▽

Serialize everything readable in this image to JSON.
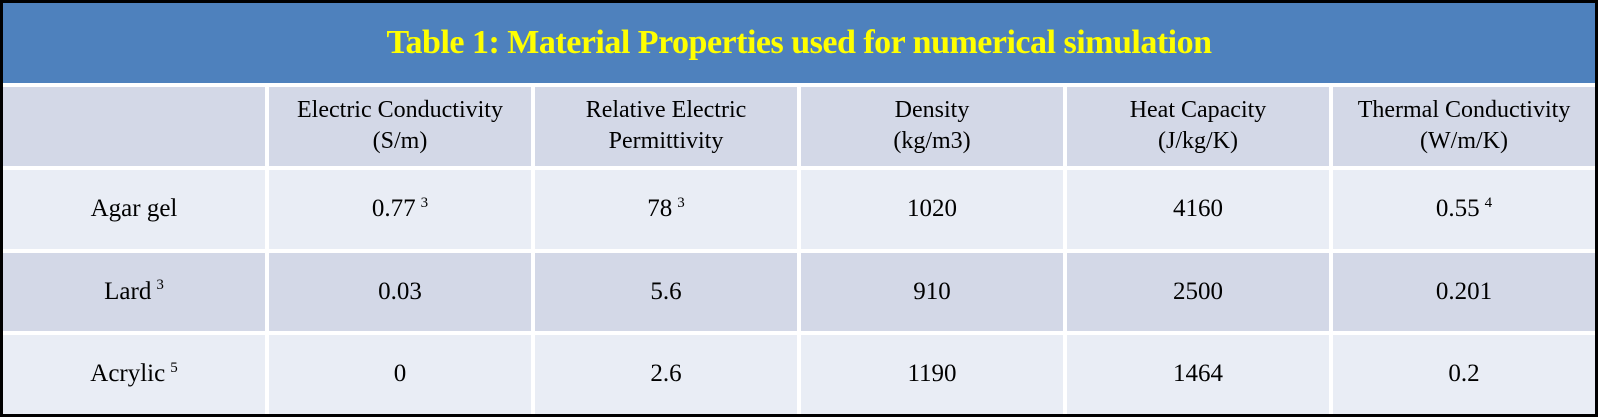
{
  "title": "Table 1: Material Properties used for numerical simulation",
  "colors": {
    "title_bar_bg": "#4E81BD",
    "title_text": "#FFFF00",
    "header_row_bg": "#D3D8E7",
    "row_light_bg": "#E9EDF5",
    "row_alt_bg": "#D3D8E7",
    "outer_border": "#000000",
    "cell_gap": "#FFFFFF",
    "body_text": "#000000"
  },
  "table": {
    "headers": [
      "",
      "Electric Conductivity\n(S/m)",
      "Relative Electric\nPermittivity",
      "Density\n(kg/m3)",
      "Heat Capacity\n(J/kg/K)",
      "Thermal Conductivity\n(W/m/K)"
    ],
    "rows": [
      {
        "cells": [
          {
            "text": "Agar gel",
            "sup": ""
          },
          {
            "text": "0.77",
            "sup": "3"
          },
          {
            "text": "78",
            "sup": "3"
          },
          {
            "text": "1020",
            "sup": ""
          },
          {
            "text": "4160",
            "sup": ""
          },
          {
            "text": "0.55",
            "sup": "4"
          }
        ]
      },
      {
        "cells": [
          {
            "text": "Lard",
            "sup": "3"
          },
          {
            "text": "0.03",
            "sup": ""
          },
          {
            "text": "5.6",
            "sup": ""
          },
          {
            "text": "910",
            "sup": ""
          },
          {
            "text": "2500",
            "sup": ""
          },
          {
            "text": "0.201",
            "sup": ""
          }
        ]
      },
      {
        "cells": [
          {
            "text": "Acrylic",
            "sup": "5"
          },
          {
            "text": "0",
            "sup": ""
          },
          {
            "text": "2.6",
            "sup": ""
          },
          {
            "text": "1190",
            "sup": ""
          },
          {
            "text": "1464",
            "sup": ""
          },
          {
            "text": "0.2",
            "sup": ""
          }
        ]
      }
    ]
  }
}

△

■ Set task: Copy every line of the records above that holds the word "Electric".

■ Exercise response:
      "Electric Conductivity\n(S/m)",
      "Relative Electric\nPermittivity",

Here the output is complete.